-- Begin DATASET EXCERPTS --

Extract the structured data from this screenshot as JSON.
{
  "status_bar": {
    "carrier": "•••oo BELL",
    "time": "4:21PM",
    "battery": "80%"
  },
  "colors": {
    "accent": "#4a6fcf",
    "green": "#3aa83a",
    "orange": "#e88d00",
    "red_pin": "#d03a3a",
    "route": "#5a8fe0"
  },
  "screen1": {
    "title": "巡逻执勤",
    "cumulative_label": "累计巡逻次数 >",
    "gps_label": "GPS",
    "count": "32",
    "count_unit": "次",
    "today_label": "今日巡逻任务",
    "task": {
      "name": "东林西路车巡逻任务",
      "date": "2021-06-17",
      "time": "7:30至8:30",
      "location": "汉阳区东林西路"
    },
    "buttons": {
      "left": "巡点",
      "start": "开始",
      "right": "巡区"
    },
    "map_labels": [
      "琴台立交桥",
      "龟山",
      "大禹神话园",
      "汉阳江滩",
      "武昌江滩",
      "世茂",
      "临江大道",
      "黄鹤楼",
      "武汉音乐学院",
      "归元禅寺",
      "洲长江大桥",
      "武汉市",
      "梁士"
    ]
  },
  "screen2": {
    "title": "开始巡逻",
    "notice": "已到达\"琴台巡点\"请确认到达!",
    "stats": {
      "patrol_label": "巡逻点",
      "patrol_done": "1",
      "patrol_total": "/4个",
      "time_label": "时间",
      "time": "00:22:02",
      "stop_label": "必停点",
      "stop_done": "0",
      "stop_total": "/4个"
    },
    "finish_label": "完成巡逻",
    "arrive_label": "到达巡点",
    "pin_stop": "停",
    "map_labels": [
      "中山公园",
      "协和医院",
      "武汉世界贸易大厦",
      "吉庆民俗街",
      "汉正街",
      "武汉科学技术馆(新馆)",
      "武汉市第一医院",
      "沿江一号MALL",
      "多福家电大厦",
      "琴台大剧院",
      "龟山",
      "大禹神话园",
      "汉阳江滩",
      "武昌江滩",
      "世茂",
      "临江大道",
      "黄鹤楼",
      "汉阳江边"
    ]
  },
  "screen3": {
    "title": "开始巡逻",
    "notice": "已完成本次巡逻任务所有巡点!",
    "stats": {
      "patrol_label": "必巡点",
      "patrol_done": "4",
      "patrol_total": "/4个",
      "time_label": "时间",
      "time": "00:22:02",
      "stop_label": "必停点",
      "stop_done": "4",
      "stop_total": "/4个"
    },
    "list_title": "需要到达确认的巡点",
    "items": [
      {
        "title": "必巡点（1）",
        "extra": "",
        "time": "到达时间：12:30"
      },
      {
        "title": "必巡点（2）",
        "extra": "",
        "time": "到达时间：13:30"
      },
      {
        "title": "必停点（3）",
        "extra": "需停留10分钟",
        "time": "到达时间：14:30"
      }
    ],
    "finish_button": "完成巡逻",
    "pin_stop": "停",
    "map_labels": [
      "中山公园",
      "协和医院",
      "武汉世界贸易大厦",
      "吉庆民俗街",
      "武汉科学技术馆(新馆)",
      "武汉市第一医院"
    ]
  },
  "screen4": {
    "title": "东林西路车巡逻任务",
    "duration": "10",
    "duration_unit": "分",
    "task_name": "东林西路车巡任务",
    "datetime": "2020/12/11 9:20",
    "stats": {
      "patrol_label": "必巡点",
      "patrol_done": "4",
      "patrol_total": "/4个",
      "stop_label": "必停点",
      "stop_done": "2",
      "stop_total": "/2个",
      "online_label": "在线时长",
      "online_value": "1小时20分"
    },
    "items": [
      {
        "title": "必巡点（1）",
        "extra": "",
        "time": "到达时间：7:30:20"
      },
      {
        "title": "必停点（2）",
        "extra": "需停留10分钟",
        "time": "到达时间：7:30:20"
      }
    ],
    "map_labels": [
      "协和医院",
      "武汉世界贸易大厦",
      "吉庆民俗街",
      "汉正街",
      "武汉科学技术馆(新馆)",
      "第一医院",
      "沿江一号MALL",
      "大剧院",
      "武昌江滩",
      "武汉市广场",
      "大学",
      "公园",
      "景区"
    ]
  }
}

-- End DATASET EXCERPTS --

### THE REQUEST
Restate the listing in full, word for word.

### FINAL RESULT
Extract the structured data from this screenshot as JSON.
{
  "status_bar": {
    "carrier": "•••oo BELL",
    "time": "4:21PM",
    "battery": "80%"
  },
  "colors": {
    "accent": "#4a6fcf",
    "green": "#3aa83a",
    "orange": "#e88d00",
    "red_pin": "#d03a3a",
    "route": "#5a8fe0"
  },
  "screen1": {
    "title": "巡逻执勤",
    "cumulative_label": "累计巡逻次数 >",
    "gps_label": "GPS",
    "count": "32",
    "count_unit": "次",
    "today_label": "今日巡逻任务",
    "task": {
      "name": "东林西路车巡逻任务",
      "date": "2021-06-17",
      "time": "7:30至8:30",
      "location": "汉阳区东林西路"
    },
    "buttons": {
      "left": "巡点",
      "start": "开始",
      "right": "巡区"
    },
    "map_labels": [
      "琴台立交桥",
      "龟山",
      "大禹神话园",
      "汉阳江滩",
      "武昌江滩",
      "世茂",
      "临江大道",
      "黄鹤楼",
      "武汉音乐学院",
      "归元禅寺",
      "洲长江大桥",
      "武汉市",
      "梁士"
    ]
  },
  "screen2": {
    "title": "开始巡逻",
    "notice": "已到达\"琴台巡点\"请确认到达!",
    "stats": {
      "patrol_label": "巡逻点",
      "patrol_done": "1",
      "patrol_total": "/4个",
      "time_label": "时间",
      "time": "00:22:02",
      "stop_label": "必停点",
      "stop_done": "0",
      "stop_total": "/4个"
    },
    "finish_label": "完成巡逻",
    "arrive_label": "到达巡点",
    "pin_stop": "停",
    "map_labels": [
      "中山公园",
      "协和医院",
      "武汉世界贸易大厦",
      "吉庆民俗街",
      "汉正街",
      "武汉科学技术馆(新馆)",
      "武汉市第一医院",
      "沿江一号MALL",
      "多福家电大厦",
      "琴台大剧院",
      "龟山",
      "大禹神话园",
      "汉阳江滩",
      "武昌江滩",
      "世茂",
      "临江大道",
      "黄鹤楼",
      "汉阳江边"
    ]
  },
  "screen3": {
    "title": "开始巡逻",
    "notice": "已完成本次巡逻任务所有巡点!",
    "stats": {
      "patrol_label": "必巡点",
      "patrol_done": "4",
      "patrol_total": "/4个",
      "time_label": "时间",
      "time": "00:22:02",
      "stop_label": "必停点",
      "stop_done": "4",
      "stop_total": "/4个"
    },
    "list_title": "需要到达确认的巡点",
    "items": [
      {
        "title": "必巡点（1）",
        "extra": "",
        "time": "到达时间：12:30"
      },
      {
        "title": "必巡点（2）",
        "extra": "",
        "time": "到达时间：13:30"
      },
      {
        "title": "必停点（3）",
        "extra": "需停留10分钟",
        "time": "到达时间：14:30"
      }
    ],
    "finish_button": "完成巡逻",
    "pin_stop": "停",
    "map_labels": [
      "中山公园",
      "协和医院",
      "武汉世界贸易大厦",
      "吉庆民俗街",
      "武汉科学技术馆(新馆)",
      "武汉市第一医院"
    ]
  },
  "screen4": {
    "title": "东林西路车巡逻任务",
    "duration": "10",
    "duration_unit": "分",
    "task_name": "东林西路车巡任务",
    "datetime": "2020/12/11 9:20",
    "stats": {
      "patrol_label": "必巡点",
      "patrol_done": "4",
      "patrol_total": "/4个",
      "stop_label": "必停点",
      "stop_done": "2",
      "stop_total": "/2个",
      "online_label": "在线时长",
      "online_value": "1小时20分"
    },
    "items": [
      {
        "title": "必巡点（1）",
        "extra": "",
        "time": "到达时间：7:30:20"
      },
      {
        "title": "必停点（2）",
        "extra": "需停留10分钟",
        "time": "到达时间：7:30:20"
      }
    ],
    "map_labels": [
      "协和医院",
      "武汉世界贸易大厦",
      "吉庆民俗街",
      "汉正街",
      "武汉科学技术馆(新馆)",
      "第一医院",
      "沿江一号MALL",
      "大剧院",
      "武昌江滩",
      "武汉市广场",
      "大学",
      "公园",
      "景区"
    ]
  }
}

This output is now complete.